[Stored items]
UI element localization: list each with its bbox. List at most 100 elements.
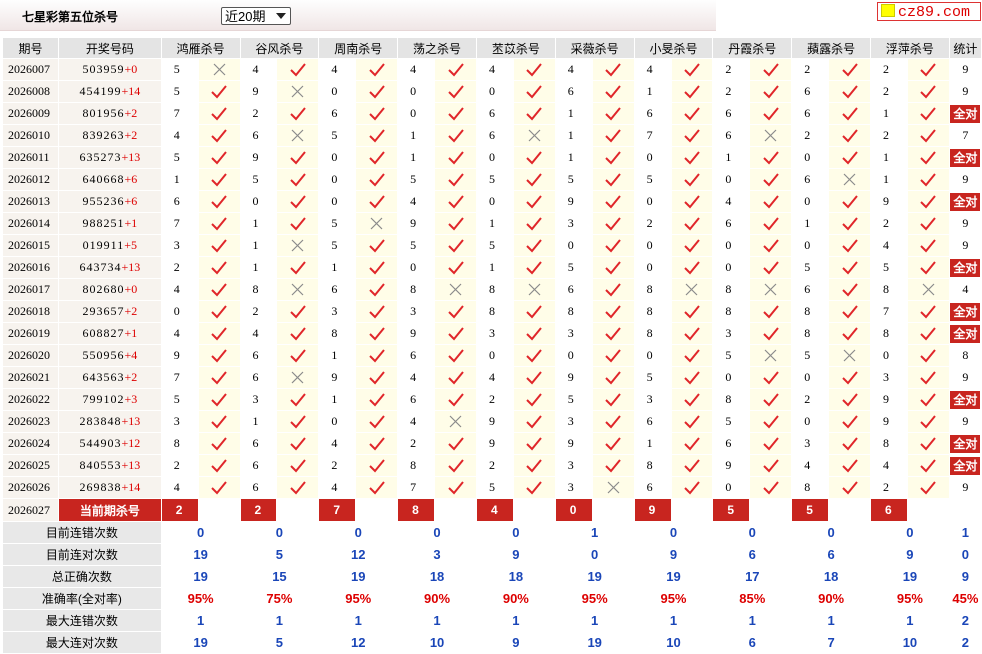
kill-number-cell: 0	[318, 190, 357, 213]
cross-icon	[434, 278, 477, 301]
kill-number-cell: 1	[160, 168, 199, 191]
kill-number-cell: 0	[791, 366, 830, 389]
kill-number-cell: 0	[318, 410, 357, 433]
kill-number-cell: 0	[397, 256, 436, 279]
kill-number-cell: 6	[397, 388, 436, 411]
summary-value: 1	[870, 609, 950, 632]
summary-value: 95%	[554, 587, 635, 610]
check-icon	[906, 300, 950, 323]
check-icon	[670, 366, 714, 389]
summary-value: 9	[633, 543, 714, 566]
kill-number-cell: 6	[633, 410, 672, 433]
kill-number-cell: 2	[870, 212, 908, 235]
kill-number-cell: 4	[397, 410, 436, 433]
cross-icon	[828, 344, 872, 367]
check-icon	[512, 234, 556, 257]
kill-number-cell: 1	[239, 256, 278, 279]
kill-number-cell: 2	[397, 432, 436, 455]
check-icon	[749, 80, 793, 103]
col-header-expert: 谷风杀号	[239, 37, 320, 59]
period-cell: 2026021	[2, 366, 59, 389]
check-icon	[749, 410, 793, 433]
kill-number-cell: 7	[160, 366, 199, 389]
kill-number-cell: 8	[791, 322, 830, 345]
period-range-select[interactable]: 近20期	[221, 7, 291, 25]
check-icon	[749, 190, 793, 213]
kill-number-cell: 5	[397, 168, 436, 191]
period-cell: 2026027	[2, 498, 59, 522]
check-icon	[512, 344, 556, 367]
cross-icon	[197, 58, 241, 81]
sum-offset: +12	[121, 436, 141, 450]
cross-icon	[512, 278, 556, 301]
check-icon	[591, 102, 635, 125]
blank-cell	[749, 498, 793, 522]
draw-numbers-cell: 840553+13	[57, 454, 162, 477]
check-icon	[670, 146, 714, 169]
check-icon	[276, 432, 320, 455]
summary-value: 9	[475, 631, 556, 654]
kill-number-cell: 3	[160, 410, 199, 433]
kill-number-cell: 0	[791, 410, 830, 433]
draw-numbers: 840553	[79, 458, 122, 472]
check-icon	[355, 344, 399, 367]
sum-offset: +13	[121, 458, 141, 472]
kill-number-cell: 3	[475, 322, 514, 345]
stat-cell: 9	[948, 410, 982, 433]
stat-cell: 全对	[948, 432, 982, 455]
check-icon	[591, 146, 635, 169]
kill-number-cell: 6	[475, 102, 514, 125]
kill-number-cell: 3	[160, 234, 199, 257]
check-icon	[749, 212, 793, 235]
kill-number-cell: 5	[554, 388, 593, 411]
summary-stat: 45%	[948, 587, 982, 610]
check-icon	[512, 322, 556, 345]
check-icon	[906, 190, 950, 213]
stat-cell: 全对	[948, 146, 982, 169]
kill-number-cell: 0	[475, 344, 514, 367]
check-icon	[906, 454, 950, 477]
sum-offset: +4	[124, 348, 138, 362]
check-icon	[434, 190, 477, 213]
check-icon	[591, 212, 635, 235]
check-icon	[355, 102, 399, 125]
col-header-expert: 丹霞杀号	[712, 37, 793, 59]
stat-cell: 9	[948, 80, 982, 103]
table-row: 2026024 544903+12 8 6 4 2 9 9 1 6 3 8 全对	[2, 432, 982, 455]
period-cell: 2026026	[2, 476, 59, 499]
stat-cell: 9	[948, 212, 982, 235]
all-correct-badge: 全对	[950, 390, 981, 409]
period-cell: 2026023	[2, 410, 59, 433]
stat-cell: 9	[948, 58, 982, 81]
summary-label: 目前连对次数	[2, 543, 162, 566]
kill-number-cell: 5	[870, 256, 908, 279]
check-icon	[197, 454, 241, 477]
kill-number-cell: 9	[554, 190, 593, 213]
kill-number-cell: 6	[397, 344, 436, 367]
kill-number-cell: 0	[554, 344, 593, 367]
sum-offset: +0	[124, 282, 138, 296]
cross-icon	[591, 476, 635, 499]
blank-cell	[670, 498, 714, 522]
kill-number-cell: 0	[712, 476, 751, 499]
blank-cell	[906, 498, 950, 522]
summary-value: 1	[318, 609, 399, 632]
site-logo[interactable]: cz89.com	[877, 2, 981, 21]
col-header-numbers: 开奖号码	[57, 37, 162, 59]
check-icon	[906, 322, 950, 345]
check-icon	[355, 124, 399, 147]
table-row: 2026010 839263+2 4 6 5 1 6 1 7 6 2 2 7	[2, 124, 982, 147]
cross-icon	[512, 124, 556, 147]
check-icon	[355, 80, 399, 103]
kill-number-cell: 5	[160, 58, 199, 81]
check-icon	[197, 410, 241, 433]
cross-icon	[276, 234, 320, 257]
sum-offset: +2	[124, 304, 138, 318]
check-icon	[512, 432, 556, 455]
check-icon	[749, 168, 793, 191]
check-icon	[670, 102, 714, 125]
check-icon	[276, 58, 320, 81]
draw-numbers-cell: 799102+3	[57, 388, 162, 411]
kill-number-cell: 0	[791, 146, 830, 169]
kill-number-cell: 1	[239, 234, 278, 257]
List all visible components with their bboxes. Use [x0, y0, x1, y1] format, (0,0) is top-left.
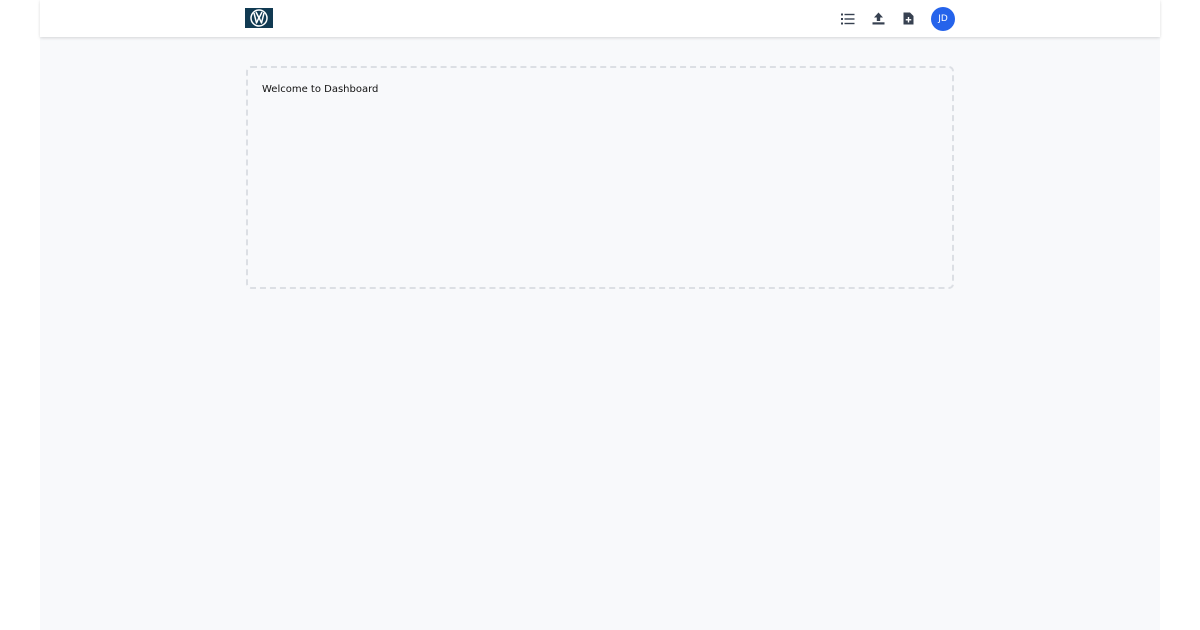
- header-actions: JD: [840, 6, 955, 31]
- user-avatar[interactable]: JD: [931, 6, 955, 31]
- list-icon[interactable]: [840, 11, 856, 27]
- upload-icon[interactable]: [870, 11, 886, 27]
- file-add-icon[interactable]: [900, 11, 916, 27]
- vw-logo-icon[interactable]: [245, 8, 273, 28]
- top-navbar: JD: [40, 0, 1160, 37]
- app-container: JD Welcome to Dashboard: [40, 0, 1160, 630]
- dashboard-welcome-card: Welcome to Dashboard: [246, 66, 954, 289]
- welcome-message: Welcome to Dashboard: [262, 84, 379, 95]
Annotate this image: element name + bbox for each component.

▸ Task to complete: Can you put every line of the entries above into a JSON list of strings, one string per line, with blank lines and the pictures left out?

▸ Exercise response:
[
  "UI element localization: list each with its bbox. List at most 100 elements.",
  "kill-number-cell: 0\t[318, 190, 357, 213]",
  "cross-icon\t[434, 278, 477, 301]",
  "kill-number-cell: 1\t[160, 168, 199, 191]",
  "kill-number-cell: 0\t[791, 366, 830, 389]",
  "kill-number-cell: 0\t[318, 410, 357, 433]",
  "kill-number-cell: 0\t[397, 256, 436, 279]",
  "kill-number-cell: 6\t[397, 388, 436, 411]",
  "summary-value: 1\t[870, 609, 950, 632]",
  "summary-value: 95%\t[554, 587, 635, 610]",
  "check-icon\t[906, 300, 950, 323]",
  "check-icon\t[670, 366, 714, 389]",
  "summary-value: 9\t[633, 543, 714, 566]",
  "kill-number-cell: 6\t[633, 410, 672, 433]",
  "kill-number-cell: 2\t[870, 212, 908, 235]",
  "kill-number-cell: 4\t[397, 410, 436, 433]",
  "cross-icon\t[828, 344, 872, 367]",
  "check-icon\t[512, 234, 556, 257]",
  "kill-number-cell: 1\t[239, 256, 278, 279]",
  "kill-number-cell: 2\t[397, 432, 436, 455]",
  "check-icon\t[749, 80, 793, 103]",
  "col-header-expert: 谷风杀号\t[239, 37, 320, 59]",
  "period-cell: 2026021\t[2, 366, 59, 389]",
  "check-icon\t[749, 410, 793, 433]",
  "kill-number-cell: 7\t[160, 366, 199, 389]",
  "kill-number-cell: 8\t[791, 322, 830, 345]",
  "period-range-select[interactable]: 近20期\t[221, 7, 291, 25]",
  "check-icon\t[749, 190, 793, 213]",
  "kill-number-cell: 5\t[397, 168, 436, 191]",
  "period-cell: 2026027\t[2, 498, 59, 522]",
  "check-icon\t[512, 344, 556, 367]",
  "cross-icon\t[197, 58, 241, 81]",
  "sum-offset: +12\t[121, 436, 141, 450]",
  "cross-icon\t[512, 278, 556, 301]",
  "check-icon\t[591, 102, 635, 125]",
  "blank-cell\t[749, 498, 793, 522]",
  "draw-numbers-cell: 840553+13\t[57, 454, 162, 477]",
  "check-icon\t[670, 146, 714, 169]",
  "check-icon\t[276, 432, 320, 455]",
  "summary-value: 9\t[475, 631, 556, 654]",
  "kill-number-cell: 3\t[160, 410, 199, 433]",
  "kill-number-cell: 0\t[791, 410, 830, 433]",
  "draw-numbers: 840553\t[79, 458, 122, 472]",
  "check-icon\t[355, 344, 399, 367]",
  "sum-offset: +13\t[121, 458, 141, 472]",
  "kill-number-cell: 3\t[475, 322, 514, 345]",
  "stat-cell: 9\t[948, 410, 982, 433]",
  "stat-cell: 全对\t[948, 432, 982, 455]",
  "check-icon\t[591, 146, 635, 169]",
  "kill-number-cell: 6\t[475, 102, 514, 125]",
  "kill-number-cell: 3\t[160, 234, 199, 257]",
  "check-icon\t[749, 212, 793, 235]",
  "kill-number-cell: 5\t[554, 388, 593, 411]",
  "summary-stat: 45%\t[948, 587, 982, 610]",
  "check-icon\t[512, 322, 556, 345]",
  "check-icon\t[906, 190, 950, 213]",
  "stat-cell: 全对\t[948, 146, 982, 169]",
  "kill-number-cell: 0\t[475, 344, 514, 367]",
  "check-icon\t[906, 454, 950, 477]",
  "sum-offset: +4\t[124, 348, 138, 362]",
  "check-icon\t[434, 190, 477, 213]",
  "check-icon\t[591, 212, 635, 235]",
  "check-icon\t[355, 102, 399, 125]",
  "col-header-expert: 丹霞杀号\t[712, 37, 793, 59]",
  "stat-cell: 9\t[948, 80, 982, 103]",
  "table-row: 2026024 544903+12 8 6 4 2 9 9 1 6 3 8 全对\t[2, 432, 982, 455]",
  "period-cell: 2026026\t[2, 476, 59, 499]",
  "stat-cell: 9\t[948, 212, 982, 235]",
  "all-correct-badge: 全对\t[950, 390, 981, 409]",
  "period-cell: 2026023\t[2, 410, 59, 433]",
  "stat-cell: 9\t[948, 58, 982, 81]",
  "summary-label: 目前连对次数\t[2, 543, 162, 566]",
  "kill-number-cell: 5\t[870, 256, 908, 279]",
  "check-icon\t[197, 454, 241, 477]",
  "kill-number-cell: 9\t[554, 190, 593, 213]",
  "kill-number-cell: 6\t[397, 344, 436, 367]",
  "kill-number-cell: 0\t[554, 344, 593, 367]",
  "sum-offset: +0\t[124, 282, 138, 296]",
  "cross-icon\t[591, 476, 635, 499]",
  "blank-cell\t[670, 498, 714, 522]",
  "kill-number-cell: 0\t[712, 476, 751, 499]",
  "blank-cell\t[906, 498, 950, 522]",
  "summary-value: 1\t[318, 609, 399, 632]",
  "site-logo[interactable]: cz89.com\t[877, 2, 981, 21]",
  "col-header-numbers: 开奖号码\t[57, 37, 162, 59]",
  "check-icon\t[906, 322, 950, 345]",
  "check-icon\t[355, 124, 399, 147]",
  "table-row: 2026010 839263+2 4 6 5 1 6 1 7 6 2 2 7\t[2, 124, 982, 147]",
  "cross-icon\t[512, 124, 556, 147]",
  "check-icon\t[355, 80, 399, 103]",
  "kill-number-cell: 5\t[160, 58, 199, 81]",
  "check-icon\t[197, 410, 241, 433]",
  "cross-icon\t[276, 234, 320, 257]",
  "sum-offset: +2\t[124, 304, 138, 318]",
  "check-icon\t[512, 432, 556, 455]",
  "check-icon\t[749, 168, 793, 191]",
  "check-icon\t[670, 102, 714, 125]",
  "check-icon\t[276, 58, 320, 81]",
  "draw-numbers-cell: 799102+3\t[57, 388, 162, 411]",
  "kill-number-cell: 0\t[791, 146, 830, 169]",
  "kill-number-cell: 1\t[239, 234, 278, 257]",
  "List all visible components with their bboxes. Use [x0, y0, x1, y1] format, (0,0) is top-left.",
  "- header-actions: JD: [840, 6, 955, 31]",
  "- user-avatar[interactable]: JD: [931, 6, 955, 31]",
  "- list-icon[interactable]: [840, 11, 856, 27]",
  "- upload-icon[interactable]: [870, 11, 886, 27]",
  "- file-add-icon[interactable]: [900, 11, 916, 27]",
  "- vw-logo-icon[interactable]: [245, 8, 273, 28]",
  "- top-navbar: JD: [40, 0, 1160, 37]",
  "- app-container: JD Welcome to Dashboard: [40, 0, 1160, 630]",
  "- dashboard-welcome-card: Welcome to Dashboard: [246, 66, 954, 289]",
  "- welcome-message: Welcome to Dashboard: [262, 84, 379, 95]",
  "Annotate this image: element name + bbox for each component."
]